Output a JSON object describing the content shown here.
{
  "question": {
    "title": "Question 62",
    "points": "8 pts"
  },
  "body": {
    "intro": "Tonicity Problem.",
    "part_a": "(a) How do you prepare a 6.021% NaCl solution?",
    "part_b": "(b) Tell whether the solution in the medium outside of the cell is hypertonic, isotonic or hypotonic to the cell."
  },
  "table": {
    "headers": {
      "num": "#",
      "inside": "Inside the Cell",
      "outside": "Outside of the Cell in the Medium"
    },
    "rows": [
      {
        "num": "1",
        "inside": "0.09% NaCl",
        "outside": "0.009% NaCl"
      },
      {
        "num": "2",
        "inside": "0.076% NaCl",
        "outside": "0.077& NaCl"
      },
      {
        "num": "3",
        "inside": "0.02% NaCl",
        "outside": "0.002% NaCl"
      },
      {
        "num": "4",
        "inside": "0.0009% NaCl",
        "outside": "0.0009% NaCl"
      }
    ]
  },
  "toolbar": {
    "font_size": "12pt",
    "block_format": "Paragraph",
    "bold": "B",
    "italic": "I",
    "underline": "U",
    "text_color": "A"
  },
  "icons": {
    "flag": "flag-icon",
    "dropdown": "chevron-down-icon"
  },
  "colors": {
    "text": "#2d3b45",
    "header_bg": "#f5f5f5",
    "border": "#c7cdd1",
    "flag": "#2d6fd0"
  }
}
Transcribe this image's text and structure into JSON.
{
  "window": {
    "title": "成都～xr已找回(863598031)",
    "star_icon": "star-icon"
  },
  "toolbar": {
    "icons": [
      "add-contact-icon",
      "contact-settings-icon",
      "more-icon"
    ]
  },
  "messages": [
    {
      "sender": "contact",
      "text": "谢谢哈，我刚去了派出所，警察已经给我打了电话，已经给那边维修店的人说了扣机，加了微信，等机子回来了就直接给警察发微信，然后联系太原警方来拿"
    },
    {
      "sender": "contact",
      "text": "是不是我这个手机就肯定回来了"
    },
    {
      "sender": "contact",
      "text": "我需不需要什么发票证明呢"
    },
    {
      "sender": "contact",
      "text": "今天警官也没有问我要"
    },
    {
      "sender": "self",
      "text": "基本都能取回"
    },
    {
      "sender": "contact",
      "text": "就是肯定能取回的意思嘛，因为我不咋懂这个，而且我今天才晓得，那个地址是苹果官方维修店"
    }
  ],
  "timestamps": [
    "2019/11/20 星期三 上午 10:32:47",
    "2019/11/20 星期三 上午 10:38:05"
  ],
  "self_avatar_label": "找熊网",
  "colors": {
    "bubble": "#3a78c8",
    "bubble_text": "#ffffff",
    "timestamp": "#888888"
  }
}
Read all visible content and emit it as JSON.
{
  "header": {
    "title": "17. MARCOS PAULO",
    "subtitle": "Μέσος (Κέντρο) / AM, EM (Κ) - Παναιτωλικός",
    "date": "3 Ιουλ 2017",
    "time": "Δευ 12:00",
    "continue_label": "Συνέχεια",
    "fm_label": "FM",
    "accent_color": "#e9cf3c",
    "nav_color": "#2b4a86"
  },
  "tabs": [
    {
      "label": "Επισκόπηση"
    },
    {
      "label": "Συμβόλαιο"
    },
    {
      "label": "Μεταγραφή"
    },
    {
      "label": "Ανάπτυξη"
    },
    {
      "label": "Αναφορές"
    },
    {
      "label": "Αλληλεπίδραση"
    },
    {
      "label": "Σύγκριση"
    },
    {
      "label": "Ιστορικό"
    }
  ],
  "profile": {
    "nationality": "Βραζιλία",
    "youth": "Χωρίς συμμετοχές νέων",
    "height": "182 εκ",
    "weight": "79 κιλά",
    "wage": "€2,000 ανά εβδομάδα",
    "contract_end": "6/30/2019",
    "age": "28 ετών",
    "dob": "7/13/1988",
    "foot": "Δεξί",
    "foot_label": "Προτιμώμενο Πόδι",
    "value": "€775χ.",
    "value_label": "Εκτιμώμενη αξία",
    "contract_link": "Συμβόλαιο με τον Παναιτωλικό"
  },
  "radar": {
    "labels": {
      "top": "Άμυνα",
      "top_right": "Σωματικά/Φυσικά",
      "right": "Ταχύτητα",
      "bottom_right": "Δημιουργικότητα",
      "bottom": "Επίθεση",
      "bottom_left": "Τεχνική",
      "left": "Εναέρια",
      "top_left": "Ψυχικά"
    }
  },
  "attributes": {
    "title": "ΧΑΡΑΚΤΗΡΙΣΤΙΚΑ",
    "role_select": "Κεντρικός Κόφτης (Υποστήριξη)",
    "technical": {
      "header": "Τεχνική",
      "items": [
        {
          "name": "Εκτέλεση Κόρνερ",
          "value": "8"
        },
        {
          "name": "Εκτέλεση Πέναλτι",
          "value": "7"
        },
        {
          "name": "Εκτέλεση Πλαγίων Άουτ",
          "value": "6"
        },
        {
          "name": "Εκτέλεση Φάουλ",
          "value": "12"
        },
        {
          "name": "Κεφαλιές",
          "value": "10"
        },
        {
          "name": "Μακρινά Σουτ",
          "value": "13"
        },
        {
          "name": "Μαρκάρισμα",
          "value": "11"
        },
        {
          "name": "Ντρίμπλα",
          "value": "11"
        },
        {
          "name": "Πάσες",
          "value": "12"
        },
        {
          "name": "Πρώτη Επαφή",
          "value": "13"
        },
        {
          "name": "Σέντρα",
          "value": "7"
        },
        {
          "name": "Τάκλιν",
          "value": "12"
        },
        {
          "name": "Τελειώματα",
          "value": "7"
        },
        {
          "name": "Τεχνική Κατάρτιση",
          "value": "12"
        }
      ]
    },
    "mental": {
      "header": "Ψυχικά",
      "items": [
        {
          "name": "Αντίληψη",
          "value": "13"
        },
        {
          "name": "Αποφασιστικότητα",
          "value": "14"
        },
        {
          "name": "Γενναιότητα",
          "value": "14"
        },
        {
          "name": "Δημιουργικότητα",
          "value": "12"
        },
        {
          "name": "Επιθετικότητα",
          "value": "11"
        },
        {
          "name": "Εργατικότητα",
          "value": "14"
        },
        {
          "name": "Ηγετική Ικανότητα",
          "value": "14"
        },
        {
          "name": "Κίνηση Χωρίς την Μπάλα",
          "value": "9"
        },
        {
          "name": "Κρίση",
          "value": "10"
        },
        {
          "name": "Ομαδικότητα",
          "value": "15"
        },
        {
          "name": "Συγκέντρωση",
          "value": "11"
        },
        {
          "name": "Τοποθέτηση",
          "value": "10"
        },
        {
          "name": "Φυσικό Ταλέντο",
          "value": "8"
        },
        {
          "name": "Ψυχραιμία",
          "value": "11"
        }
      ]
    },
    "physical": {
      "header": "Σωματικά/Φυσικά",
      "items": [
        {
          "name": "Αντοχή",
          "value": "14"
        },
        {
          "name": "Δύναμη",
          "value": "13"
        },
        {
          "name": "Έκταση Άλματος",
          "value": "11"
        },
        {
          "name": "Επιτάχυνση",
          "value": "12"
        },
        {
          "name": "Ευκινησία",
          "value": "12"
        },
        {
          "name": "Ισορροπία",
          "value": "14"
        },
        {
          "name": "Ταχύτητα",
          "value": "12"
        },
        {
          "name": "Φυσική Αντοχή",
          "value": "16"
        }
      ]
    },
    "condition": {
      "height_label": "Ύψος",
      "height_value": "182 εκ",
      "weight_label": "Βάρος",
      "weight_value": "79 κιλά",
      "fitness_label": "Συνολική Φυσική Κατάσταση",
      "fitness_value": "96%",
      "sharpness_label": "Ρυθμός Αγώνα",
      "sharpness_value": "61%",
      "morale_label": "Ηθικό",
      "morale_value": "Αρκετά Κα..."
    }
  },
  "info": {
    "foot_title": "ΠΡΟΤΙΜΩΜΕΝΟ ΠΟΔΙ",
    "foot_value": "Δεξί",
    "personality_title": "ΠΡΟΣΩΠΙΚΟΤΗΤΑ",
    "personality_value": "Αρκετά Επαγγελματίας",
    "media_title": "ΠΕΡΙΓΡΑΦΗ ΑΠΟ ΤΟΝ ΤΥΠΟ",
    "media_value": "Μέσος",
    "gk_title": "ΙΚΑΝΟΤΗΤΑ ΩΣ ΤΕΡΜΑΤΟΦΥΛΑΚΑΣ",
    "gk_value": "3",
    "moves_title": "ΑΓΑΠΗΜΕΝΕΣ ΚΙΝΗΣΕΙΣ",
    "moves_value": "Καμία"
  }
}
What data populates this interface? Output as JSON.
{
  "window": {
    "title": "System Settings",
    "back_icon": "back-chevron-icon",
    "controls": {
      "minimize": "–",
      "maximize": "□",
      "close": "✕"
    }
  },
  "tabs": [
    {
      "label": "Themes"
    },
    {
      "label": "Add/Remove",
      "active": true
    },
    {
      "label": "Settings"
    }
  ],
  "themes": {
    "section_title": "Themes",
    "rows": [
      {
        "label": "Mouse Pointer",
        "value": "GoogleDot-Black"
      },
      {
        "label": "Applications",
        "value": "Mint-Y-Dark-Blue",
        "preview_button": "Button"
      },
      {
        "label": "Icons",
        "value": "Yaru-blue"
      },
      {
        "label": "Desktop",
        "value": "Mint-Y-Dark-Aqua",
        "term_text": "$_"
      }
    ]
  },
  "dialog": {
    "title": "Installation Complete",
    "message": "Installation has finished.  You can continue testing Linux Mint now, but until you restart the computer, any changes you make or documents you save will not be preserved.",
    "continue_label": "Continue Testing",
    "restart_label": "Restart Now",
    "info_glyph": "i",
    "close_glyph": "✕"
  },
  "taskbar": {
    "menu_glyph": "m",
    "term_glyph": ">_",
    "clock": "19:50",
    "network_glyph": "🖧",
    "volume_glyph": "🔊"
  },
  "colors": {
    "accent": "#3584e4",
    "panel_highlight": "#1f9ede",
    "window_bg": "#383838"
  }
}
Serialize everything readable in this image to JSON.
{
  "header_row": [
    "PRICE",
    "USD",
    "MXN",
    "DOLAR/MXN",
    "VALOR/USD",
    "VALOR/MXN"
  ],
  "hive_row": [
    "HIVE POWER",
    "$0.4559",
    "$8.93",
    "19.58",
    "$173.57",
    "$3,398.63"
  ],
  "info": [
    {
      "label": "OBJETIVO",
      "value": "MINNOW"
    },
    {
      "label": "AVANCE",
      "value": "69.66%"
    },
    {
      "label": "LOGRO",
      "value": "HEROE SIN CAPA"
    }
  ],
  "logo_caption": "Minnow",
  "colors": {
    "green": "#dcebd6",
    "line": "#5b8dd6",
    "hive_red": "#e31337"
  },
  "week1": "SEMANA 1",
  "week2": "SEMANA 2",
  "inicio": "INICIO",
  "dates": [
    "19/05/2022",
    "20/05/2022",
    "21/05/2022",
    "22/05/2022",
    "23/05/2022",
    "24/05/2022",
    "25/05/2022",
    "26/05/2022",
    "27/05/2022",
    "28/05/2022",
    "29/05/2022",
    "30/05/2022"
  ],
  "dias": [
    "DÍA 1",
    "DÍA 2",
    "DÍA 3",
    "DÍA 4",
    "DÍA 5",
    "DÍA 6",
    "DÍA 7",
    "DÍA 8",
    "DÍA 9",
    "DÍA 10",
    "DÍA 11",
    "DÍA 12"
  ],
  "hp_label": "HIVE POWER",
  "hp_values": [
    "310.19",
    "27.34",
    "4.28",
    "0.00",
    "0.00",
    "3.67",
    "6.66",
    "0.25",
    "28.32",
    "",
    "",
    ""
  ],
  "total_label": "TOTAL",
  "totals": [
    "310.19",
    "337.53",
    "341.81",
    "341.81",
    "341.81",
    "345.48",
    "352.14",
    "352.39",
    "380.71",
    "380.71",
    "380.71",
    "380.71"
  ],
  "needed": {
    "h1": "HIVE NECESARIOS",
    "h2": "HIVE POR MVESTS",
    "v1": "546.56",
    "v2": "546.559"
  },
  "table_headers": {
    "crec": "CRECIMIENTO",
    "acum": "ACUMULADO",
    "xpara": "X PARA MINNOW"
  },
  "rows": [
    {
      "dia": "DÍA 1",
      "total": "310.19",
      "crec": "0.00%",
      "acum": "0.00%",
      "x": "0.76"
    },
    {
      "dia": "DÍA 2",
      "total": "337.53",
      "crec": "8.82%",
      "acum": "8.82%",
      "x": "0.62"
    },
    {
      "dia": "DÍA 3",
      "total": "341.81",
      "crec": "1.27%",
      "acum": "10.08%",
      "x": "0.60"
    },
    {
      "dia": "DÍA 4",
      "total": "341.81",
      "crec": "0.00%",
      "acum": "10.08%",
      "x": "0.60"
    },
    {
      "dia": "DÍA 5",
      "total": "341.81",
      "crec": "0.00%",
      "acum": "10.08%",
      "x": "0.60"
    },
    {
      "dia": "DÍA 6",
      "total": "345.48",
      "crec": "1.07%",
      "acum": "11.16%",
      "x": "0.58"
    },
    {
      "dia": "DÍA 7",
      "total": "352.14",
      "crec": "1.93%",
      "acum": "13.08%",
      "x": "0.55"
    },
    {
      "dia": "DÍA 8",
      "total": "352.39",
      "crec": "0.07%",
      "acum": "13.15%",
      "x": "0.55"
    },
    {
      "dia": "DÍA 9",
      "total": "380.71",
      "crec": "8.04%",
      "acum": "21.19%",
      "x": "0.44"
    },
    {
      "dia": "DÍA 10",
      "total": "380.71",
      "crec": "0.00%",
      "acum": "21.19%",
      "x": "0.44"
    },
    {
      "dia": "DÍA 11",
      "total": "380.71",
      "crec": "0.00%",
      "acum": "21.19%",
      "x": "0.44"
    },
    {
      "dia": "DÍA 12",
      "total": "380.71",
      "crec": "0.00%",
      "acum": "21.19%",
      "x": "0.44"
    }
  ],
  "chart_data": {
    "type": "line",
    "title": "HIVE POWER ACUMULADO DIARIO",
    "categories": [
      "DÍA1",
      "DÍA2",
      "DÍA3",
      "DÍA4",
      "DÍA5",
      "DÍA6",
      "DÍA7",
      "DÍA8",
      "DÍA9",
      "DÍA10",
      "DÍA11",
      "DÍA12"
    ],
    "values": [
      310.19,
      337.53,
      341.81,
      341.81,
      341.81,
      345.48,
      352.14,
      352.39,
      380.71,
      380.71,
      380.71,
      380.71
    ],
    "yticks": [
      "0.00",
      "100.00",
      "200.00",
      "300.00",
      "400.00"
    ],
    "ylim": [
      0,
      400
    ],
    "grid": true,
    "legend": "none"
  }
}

Problem requirements:
Where a line of the entries contains the word "outside", copy that line.

Solution for this problem:
    "part_b": "(b) Tell whether the solution in the medium outside of the cell is hypertonic, isotonic or hypotonic to the cell."
      "outside": "Outside of the Cell in the Medium"
        "outside": "0.009% NaCl"
        "outside": "0.077& NaCl"
        "outside": "0.002% NaCl"
        "outside": "0.0009% NaCl"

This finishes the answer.